Goal ▸ Your task is to give the data again, exactly, with every line intact.

Working data ▸
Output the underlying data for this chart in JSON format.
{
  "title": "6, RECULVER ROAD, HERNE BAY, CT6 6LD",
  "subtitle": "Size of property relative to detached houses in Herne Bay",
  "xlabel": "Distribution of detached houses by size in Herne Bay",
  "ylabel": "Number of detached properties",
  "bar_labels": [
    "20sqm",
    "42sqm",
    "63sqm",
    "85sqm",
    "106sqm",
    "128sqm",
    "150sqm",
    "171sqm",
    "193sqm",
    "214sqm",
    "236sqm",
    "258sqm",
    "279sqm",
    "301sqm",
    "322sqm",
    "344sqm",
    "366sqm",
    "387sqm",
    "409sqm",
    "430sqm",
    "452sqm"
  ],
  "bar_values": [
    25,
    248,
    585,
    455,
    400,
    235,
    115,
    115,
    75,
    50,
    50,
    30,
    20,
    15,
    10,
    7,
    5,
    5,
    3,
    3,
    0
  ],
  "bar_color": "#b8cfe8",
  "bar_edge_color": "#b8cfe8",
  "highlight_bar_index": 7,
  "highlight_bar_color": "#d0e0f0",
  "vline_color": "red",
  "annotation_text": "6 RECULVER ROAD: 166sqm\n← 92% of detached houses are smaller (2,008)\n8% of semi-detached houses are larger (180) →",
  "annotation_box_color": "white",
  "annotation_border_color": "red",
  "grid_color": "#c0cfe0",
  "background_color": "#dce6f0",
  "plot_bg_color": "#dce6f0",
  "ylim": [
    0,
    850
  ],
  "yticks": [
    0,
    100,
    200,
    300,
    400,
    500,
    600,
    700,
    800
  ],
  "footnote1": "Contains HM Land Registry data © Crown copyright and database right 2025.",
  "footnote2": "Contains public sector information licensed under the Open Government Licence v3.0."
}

Response ▸
Output the underlying data for this chart in JSON format.
{
  "title": "6, RECULVER ROAD, HERNE BAY, CT6 6LD",
  "subtitle": "Size of property relative to detached houses in Herne Bay",
  "xlabel": "Distribution of detached houses by size in Herne Bay",
  "ylabel": "Number of detached properties",
  "bar_labels": [
    "20sqm",
    "42sqm",
    "63sqm",
    "85sqm",
    "106sqm",
    "128sqm",
    "150sqm",
    "171sqm",
    "193sqm",
    "214sqm",
    "236sqm",
    "258sqm",
    "279sqm",
    "301sqm",
    "322sqm",
    "344sqm",
    "366sqm",
    "387sqm",
    "409sqm",
    "430sqm",
    "452sqm"
  ],
  "bar_values": [
    25,
    248,
    585,
    455,
    400,
    235,
    115,
    115,
    75,
    50,
    50,
    30,
    20,
    15,
    10,
    7,
    5,
    5,
    3,
    3,
    0
  ],
  "bar_color": "#b8cfe8",
  "bar_edge_color": "#b8cfe8",
  "highlight_bar_index": 7,
  "highlight_bar_color": "#d0e0f0",
  "vline_color": "red",
  "annotation_text": "6 RECULVER ROAD: 166sqm\n← 92% of detached houses are smaller (2,008)\n8% of semi-detached houses are larger (180) →",
  "annotation_box_color": "white",
  "annotation_border_color": "red",
  "grid_color": "#c0cfe0",
  "background_color": "#dce6f0",
  "plot_bg_color": "#dce6f0",
  "ylim": [
    0,
    850
  ],
  "yticks": [
    0,
    100,
    200,
    300,
    400,
    500,
    600,
    700,
    800
  ],
  "footnote1": "Contains HM Land Registry data © Crown copyright and database right 2025.",
  "footnote2": "Contains public sector information licensed under the Open Government Licence v3.0."
}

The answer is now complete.